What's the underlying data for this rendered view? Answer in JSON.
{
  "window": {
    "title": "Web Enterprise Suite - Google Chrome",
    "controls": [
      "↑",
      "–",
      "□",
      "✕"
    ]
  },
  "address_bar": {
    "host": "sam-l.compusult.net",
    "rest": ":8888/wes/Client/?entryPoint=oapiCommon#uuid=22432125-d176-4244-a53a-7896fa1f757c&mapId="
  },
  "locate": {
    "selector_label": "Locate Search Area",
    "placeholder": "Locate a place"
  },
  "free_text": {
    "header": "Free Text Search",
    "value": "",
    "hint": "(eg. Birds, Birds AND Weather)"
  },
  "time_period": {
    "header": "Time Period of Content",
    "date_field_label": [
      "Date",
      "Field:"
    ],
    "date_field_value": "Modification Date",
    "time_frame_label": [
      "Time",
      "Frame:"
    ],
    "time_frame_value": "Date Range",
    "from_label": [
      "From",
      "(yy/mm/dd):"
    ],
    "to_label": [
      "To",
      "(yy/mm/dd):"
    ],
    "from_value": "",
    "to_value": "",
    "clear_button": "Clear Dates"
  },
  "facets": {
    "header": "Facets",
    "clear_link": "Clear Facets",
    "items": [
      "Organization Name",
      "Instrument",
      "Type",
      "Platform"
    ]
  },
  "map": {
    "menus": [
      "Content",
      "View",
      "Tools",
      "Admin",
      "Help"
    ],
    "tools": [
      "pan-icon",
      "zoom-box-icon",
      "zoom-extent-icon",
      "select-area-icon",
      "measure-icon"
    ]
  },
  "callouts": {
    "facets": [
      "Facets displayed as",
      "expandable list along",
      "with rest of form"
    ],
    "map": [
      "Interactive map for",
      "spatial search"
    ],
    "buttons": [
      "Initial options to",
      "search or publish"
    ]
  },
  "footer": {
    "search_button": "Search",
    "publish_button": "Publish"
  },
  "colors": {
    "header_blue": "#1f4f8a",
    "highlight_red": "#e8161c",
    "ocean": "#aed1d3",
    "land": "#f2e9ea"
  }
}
++++++++++++++++++++
Please repeat the material above, word for word and in full.

What's the underlying data for this rendered view? Answer in JSON.
{
  "window": {
    "title": "Web Enterprise Suite - Google Chrome",
    "controls": [
      "↑",
      "–",
      "□",
      "✕"
    ]
  },
  "address_bar": {
    "host": "sam-l.compusult.net",
    "rest": ":8888/wes/Client/?entryPoint=oapiCommon#uuid=22432125-d176-4244-a53a-7896fa1f757c&mapId="
  },
  "locate": {
    "selector_label": "Locate Search Area",
    "placeholder": "Locate a place"
  },
  "free_text": {
    "header": "Free Text Search",
    "value": "",
    "hint": "(eg. Birds, Birds AND Weather)"
  },
  "time_period": {
    "header": "Time Period of Content",
    "date_field_label": [
      "Date",
      "Field:"
    ],
    "date_field_value": "Modification Date",
    "time_frame_label": [
      "Time",
      "Frame:"
    ],
    "time_frame_value": "Date Range",
    "from_label": [
      "From",
      "(yy/mm/dd):"
    ],
    "to_label": [
      "To",
      "(yy/mm/dd):"
    ],
    "from_value": "",
    "to_value": "",
    "clear_button": "Clear Dates"
  },
  "facets": {
    "header": "Facets",
    "clear_link": "Clear Facets",
    "items": [
      "Organization Name",
      "Instrument",
      "Type",
      "Platform"
    ]
  },
  "map": {
    "menus": [
      "Content",
      "View",
      "Tools",
      "Admin",
      "Help"
    ],
    "tools": [
      "pan-icon",
      "zoom-box-icon",
      "zoom-extent-icon",
      "select-area-icon",
      "measure-icon"
    ]
  },
  "callouts": {
    "facets": [
      "Facets displayed as",
      "expandable list along",
      "with rest of form"
    ],
    "map": [
      "Interactive map for",
      "spatial search"
    ],
    "buttons": [
      "Initial options to",
      "search or publish"
    ]
  },
  "footer": {
    "search_button": "Search",
    "publish_button": "Publish"
  },
  "colors": {
    "header_blue": "#1f4f8a",
    "highlight_red": "#e8161c",
    "ocean": "#aed1d3",
    "land": "#f2e9ea"
  }
}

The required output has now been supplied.